▶ **What you are asked to do**
Make an exact copy of the entries, and keep any pictures out of it.

* * * * *

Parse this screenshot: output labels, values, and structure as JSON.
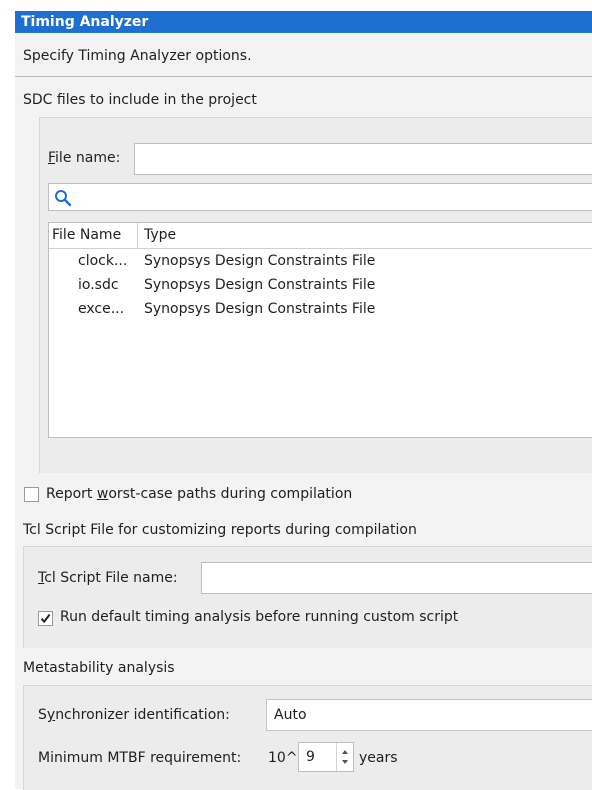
{
  "dialog": {
    "title": "Timing Analyzer",
    "description": "Specify Timing Analyzer options."
  },
  "sdc": {
    "section_label": "SDC files to include in the project",
    "file_name_label_prefix": "F",
    "file_name_label_rest": "ile name:",
    "file_name_value": "",
    "search_value": "",
    "columns": [
      "File Name",
      "Type"
    ],
    "rows": [
      {
        "name": "clock...",
        "type": "Synopsys Design Constraints File"
      },
      {
        "name": "io.sdc",
        "type": "Synopsys Design Constraints File"
      },
      {
        "name": "exce...",
        "type": "Synopsys Design Constraints File"
      }
    ]
  },
  "report_worst_case": {
    "label_pre": "Report ",
    "label_u": "w",
    "label_post": "orst-case paths during compilation",
    "checked": false
  },
  "tcl": {
    "section_label": "Tcl Script File for customizing reports during compilation",
    "name_label_u": "T",
    "name_label_rest": "cl Script File name:",
    "name_value": "",
    "run_default_label": "Run default timing analysis before running custom script",
    "run_default_checked": true
  },
  "metastability": {
    "section_label": "Metastability analysis",
    "sync_label_pre": "S",
    "sync_label_u": "y",
    "sync_label_post": "nchronizer identification:",
    "sync_value": "Auto",
    "mtbf_label": "Minimum MTBF requirement:",
    "mtbf_prefix": "10^",
    "mtbf_value": "9",
    "mtbf_units": "years"
  },
  "icons": {
    "search": "search-icon",
    "check": "check-icon",
    "spinner": "spinner-arrows-icon"
  },
  "colors": {
    "title_bar": "#1e6fd0",
    "search_icon": "#1a6fd3"
  }
}
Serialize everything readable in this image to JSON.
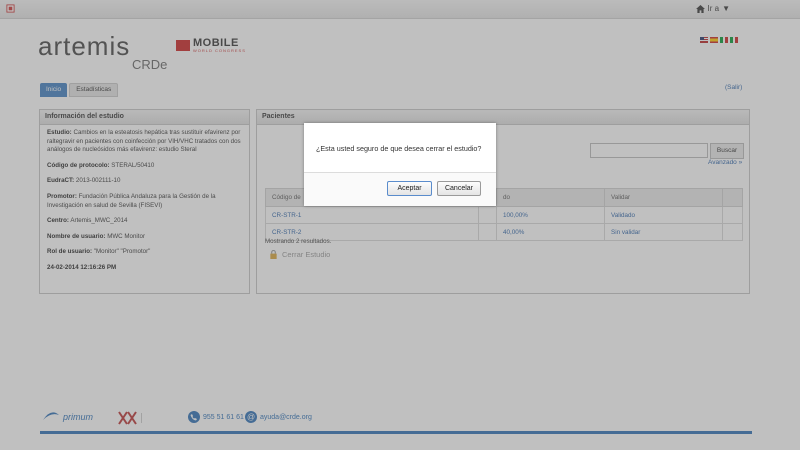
{
  "topbar": {
    "goto_label": "Ir a"
  },
  "logo": {
    "brand": "artemis",
    "product": "CRDe"
  },
  "partner": {
    "name": "MOBILE",
    "sub": "WORLD CONGRESS"
  },
  "tabs": [
    {
      "label": "Inicio",
      "active": true
    },
    {
      "label": "Estadísticas",
      "active": false
    }
  ],
  "salir": "(Salir)",
  "info_panel": {
    "title": "Información del estudio",
    "fields": [
      {
        "label": "Estudio:",
        "value": "Cambios en la esteatosis hepática tras sustituir efavirenz por raltegravir en pacientes con coinfección por VIH/VHC tratados con dos análogos de nucleósidos más efavirenz: estudio Steral"
      },
      {
        "label": "Código de protocolo:",
        "value": "STERAL/50410"
      },
      {
        "label": "EudraCT:",
        "value": "2013-002111-10"
      },
      {
        "label": "Promotor:",
        "value": "Fundación Pública Andaluza para la Gestión de la Investigación en salud de Sevilla (FISEVI)"
      },
      {
        "label": "Centro:",
        "value": "Artemis_MWC_2014"
      },
      {
        "label": "Nombre de usuario:",
        "value": "MWC Monitor"
      },
      {
        "label": "Rol de usuario:",
        "value": "\"Monitor\" \"Promotor\""
      }
    ],
    "datetime": "24-02-2014 12:16:26 PM"
  },
  "pacientes_panel": {
    "title": "Pacientes",
    "search_button": "Buscar",
    "avanzado": "Avanzado »",
    "columns": [
      "Código de",
      "",
      "do",
      "Validar",
      ""
    ],
    "rows": [
      {
        "code": "CR-STR-1",
        "progress": "100,00%",
        "status": "Validado"
      },
      {
        "code": "CR-STR-2",
        "progress": "40,00%",
        "status": "Sin validar"
      }
    ],
    "result_count": "Mostrando 2 resultados.",
    "close_study": "Cerrar Estudio"
  },
  "dialog": {
    "message": "¿Esta usted seguro de que desea cerrar el estudio?",
    "accept": "Aceptar",
    "cancel": "Cancelar"
  },
  "footer": {
    "primum": "primum",
    "phone": "955 51 61 61",
    "web": "ayuda@crde.org"
  },
  "colors": {
    "accent": "#2b6fb6",
    "tab_active": "#3f7fc2",
    "link": "#2a62a8",
    "brand_red": "#cc3333"
  }
}
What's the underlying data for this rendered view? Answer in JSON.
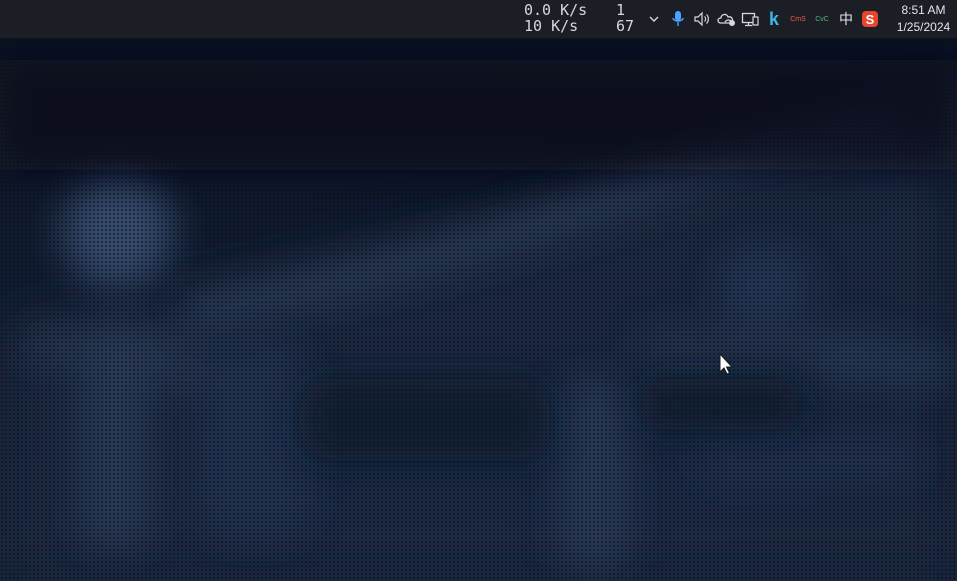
{
  "network_monitor": {
    "upload_speed": "0.0 K/s",
    "upload_count": "1",
    "download_speed": "10 K/s",
    "download_count": "67"
  },
  "tray": {
    "items": [
      {
        "name": "chevron-up-icon",
        "label": ""
      },
      {
        "name": "microphone-icon",
        "label": ""
      },
      {
        "name": "volume-icon",
        "label": ""
      },
      {
        "name": "cloud-sync-icon",
        "label": ""
      },
      {
        "name": "display-network-icon",
        "label": ""
      },
      {
        "name": "k-app-icon",
        "label": "k"
      },
      {
        "name": "cms-app-icon",
        "label": "CmS"
      },
      {
        "name": "cvc-app-icon",
        "label": "CvC"
      },
      {
        "name": "input-method-icon",
        "label": "中"
      },
      {
        "name": "sogou-ime-icon",
        "label": "S"
      }
    ]
  },
  "clock": {
    "time": "8:51 AM",
    "date": "1/25/2024"
  },
  "colors": {
    "taskbar": "#1c1e25",
    "wallpaper_dark": "#0b1324",
    "wallpaper_light": "#2a3a56",
    "accent_blue": "#4aa3ff",
    "sogou_red": "#e8452c"
  }
}
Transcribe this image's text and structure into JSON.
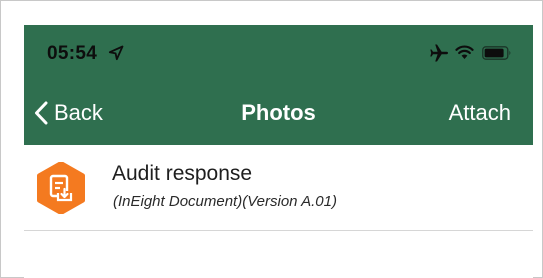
{
  "status_bar": {
    "time": "05:54",
    "icons": [
      "location-arrow-icon",
      "airplane-icon",
      "wifi-icon",
      "battery-icon"
    ]
  },
  "nav": {
    "back_label": "Back",
    "title": "Photos",
    "attach_label": "Attach"
  },
  "items": [
    {
      "title": "Audit response",
      "subtitle": "(InEight Document)(Version  A.01)",
      "icon": "document-download-icon"
    }
  ],
  "colors": {
    "header_bg": "#2f6f4f",
    "icon_badge": "#f47a20",
    "text_primary": "#1e1e1e"
  }
}
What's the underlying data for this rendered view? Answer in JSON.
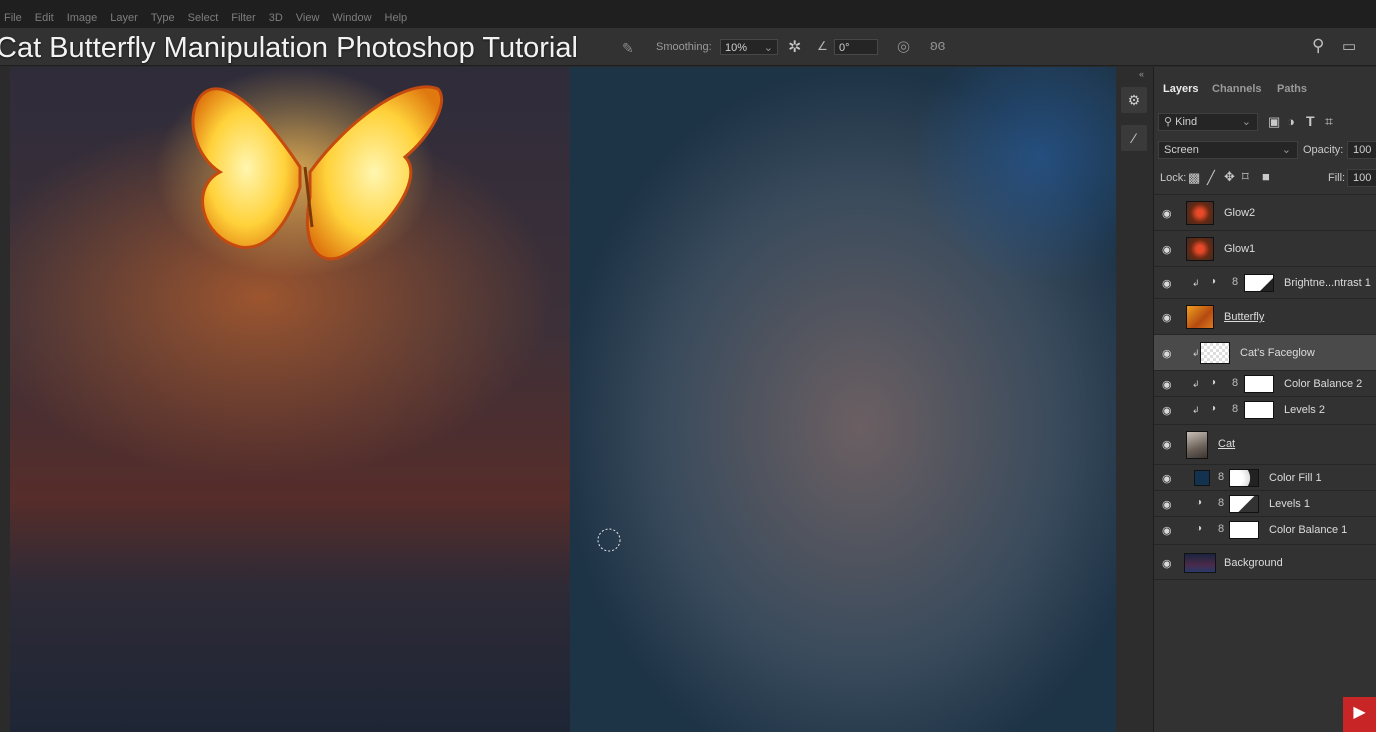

* * * * *

▶ **Response to the task**
Parse this screenshot: output labels, values, and structure as JSON.
{
  "dialog": {
    "title": "Timing Analyzer",
    "description": "Specify Timing Analyzer options."
  },
  "sdc": {
    "section_label": "SDC files to include in the project",
    "file_name_label_prefix": "F",
    "file_name_label_rest": "ile name:",
    "file_name_value": "",
    "search_value": "",
    "columns": [
      "File Name",
      "Type"
    ],
    "rows": [
      {
        "name": "clock...",
        "type": "Synopsys Design Constraints File"
      },
      {
        "name": "io.sdc",
        "type": "Synopsys Design Constraints File"
      },
      {
        "name": "exce...",
        "type": "Synopsys Design Constraints File"
      }
    ]
  },
  "report_worst_case": {
    "label_pre": "Report ",
    "label_u": "w",
    "label_post": "orst-case paths during compilation",
    "checked": false
  },
  "tcl": {
    "section_label": "Tcl Script File for customizing reports during compilation",
    "name_label_u": "T",
    "name_label_rest": "cl Script File name:",
    "name_value": "",
    "run_default_label": "Run default timing analysis before running custom script",
    "run_default_checked": true
  },
  "metastability": {
    "section_label": "Metastability analysis",
    "sync_label_pre": "S",
    "sync_label_u": "y",
    "sync_label_post": "nchronizer identification:",
    "sync_value": "Auto",
    "mtbf_label": "Minimum MTBF requirement:",
    "mtbf_prefix": "10^",
    "mtbf_value": "9",
    "mtbf_units": "years"
  },
  "icons": {
    "search": "search-icon",
    "check": "check-icon",
    "spinner": "spinner-arrows-icon"
  },
  "colors": {
    "title_bar": "#1e6fd0",
    "search_icon": "#1a6fd3"
  }
}
Serialize everything readable in this image to JSON.
{
  "topbar": {
    "goto_label": "Ir a"
  },
  "logo": {
    "brand": "artemis",
    "product": "CRDe"
  },
  "partner": {
    "name": "MOBILE",
    "sub": "WORLD CONGRESS"
  },
  "tabs": [
    {
      "label": "Inicio",
      "active": true
    },
    {
      "label": "Estadísticas",
      "active": false
    }
  ],
  "salir": "(Salir)",
  "info_panel": {
    "title": "Información del estudio",
    "fields": [
      {
        "label": "Estudio:",
        "value": "Cambios en la esteatosis hepática tras sustituir efavirenz por raltegravir en pacientes con coinfección por VIH/VHC tratados con dos análogos de nucleósidos más efavirenz: estudio Steral"
      },
      {
        "label": "Código de protocolo:",
        "value": "STERAL/50410"
      },
      {
        "label": "EudraCT:",
        "value": "2013-002111-10"
      },
      {
        "label": "Promotor:",
        "value": "Fundación Pública Andaluza para la Gestión de la Investigación en salud de Sevilla (FISEVI)"
      },
      {
        "label": "Centro:",
        "value": "Artemis_MWC_2014"
      },
      {
        "label": "Nombre de usuario:",
        "value": "MWC Monitor"
      },
      {
        "label": "Rol de usuario:",
        "value": "\"Monitor\" \"Promotor\""
      }
    ],
    "datetime": "24-02-2014 12:16:26 PM"
  },
  "pacientes_panel": {
    "title": "Pacientes",
    "search_button": "Buscar",
    "avanzado": "Avanzado »",
    "columns": [
      "Código de",
      "",
      "do",
      "Validar",
      ""
    ],
    "rows": [
      {
        "code": "CR-STR-1",
        "progress": "100,00%",
        "status": "Validado"
      },
      {
        "code": "CR-STR-2",
        "progress": "40,00%",
        "status": "Sin validar"
      }
    ],
    "result_count": "Mostrando 2 resultados.",
    "close_study": "Cerrar Estudio"
  },
  "dialog": {
    "message": "¿Esta usted seguro de que desea cerrar el estudio?",
    "accept": "Aceptar",
    "cancel": "Cancelar"
  },
  "footer": {
    "primum": "primum",
    "phone": "955 51 61 61",
    "web": "ayuda@crde.org"
  },
  "colors": {
    "accent": "#2b6fb6",
    "tab_active": "#3f7fc2",
    "link": "#2a62a8",
    "brand_red": "#cc3333"
  }
}
What's the underlying data for this rendered view? Answer in JSON.
{
  "network_monitor": {
    "upload_speed": "0.0 K/s",
    "upload_count": "1",
    "download_speed": "10 K/s",
    "download_count": "67"
  },
  "tray": {
    "items": [
      {
        "name": "chevron-up-icon",
        "label": ""
      },
      {
        "name": "microphone-icon",
        "label": ""
      },
      {
        "name": "volume-icon",
        "label": ""
      },
      {
        "name": "cloud-sync-icon",
        "label": ""
      },
      {
        "name": "display-network-icon",
        "label": ""
      },
      {
        "name": "k-app-icon",
        "label": "k"
      },
      {
        "name": "cms-app-icon",
        "label": "CmS"
      },
      {
        "name": "cvc-app-icon",
        "label": "CvC"
      },
      {
        "name": "input-method-icon",
        "label": "中"
      },
      {
        "name": "sogou-ime-icon",
        "label": "S"
      }
    ]
  },
  "clock": {
    "time": "8:51 AM",
    "date": "1/25/2024"
  },
  "colors": {
    "taskbar": "#1c1e25",
    "wallpaper_dark": "#0b1324",
    "wallpaper_light": "#2a3a56",
    "accent_blue": "#4aa3ff",
    "sogou_red": "#e8452c"
  }
}
Transcribe this image's text and structure into JSON.
{
  "status_bar": {
    "time": "05:54",
    "icons": [
      "location-arrow-icon",
      "airplane-icon",
      "wifi-icon",
      "battery-icon"
    ]
  },
  "nav": {
    "back_label": "Back",
    "title": "Photos",
    "attach_label": "Attach"
  },
  "items": [
    {
      "title": "Audit response",
      "subtitle": "(InEight Document)(Version  A.01)",
      "icon": "document-download-icon"
    }
  ],
  "colors": {
    "header_bg": "#2f6f4f",
    "icon_badge": "#f47a20",
    "text_primary": "#1e1e1e"
  }
}
What's the underlying data for this rendered view? Answer in JSON.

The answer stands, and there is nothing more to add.